## BEGIN

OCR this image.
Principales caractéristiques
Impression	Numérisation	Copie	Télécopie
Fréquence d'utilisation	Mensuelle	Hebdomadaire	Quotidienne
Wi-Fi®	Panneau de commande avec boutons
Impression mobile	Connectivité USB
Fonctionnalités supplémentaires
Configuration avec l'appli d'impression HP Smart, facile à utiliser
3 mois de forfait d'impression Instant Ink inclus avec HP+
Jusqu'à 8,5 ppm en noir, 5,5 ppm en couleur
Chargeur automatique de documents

## END

**AIM:**
Copy out the whole listing exactly as written.

**OUTPUT BELOW:**
OCR this image.
Principales caractéristiques
Impression	Numérisation	Copie	Télécopie
Fréquence d'utilisation	Mensuelle	Hebdomadaire	Quotidienne
Wi-Fi®	Panneau de commande avec boutons
Impression mobile	Connectivité USB
Fonctionnalités supplémentaires
Configuration avec l'appli d'impression HP Smart, facile à utiliser
3 mois de forfait d'impression Instant Ink inclus avec HP+
Jusqu'à 8,5 ppm en noir, 5,5 ppm en couleur
Chargeur automatique de documents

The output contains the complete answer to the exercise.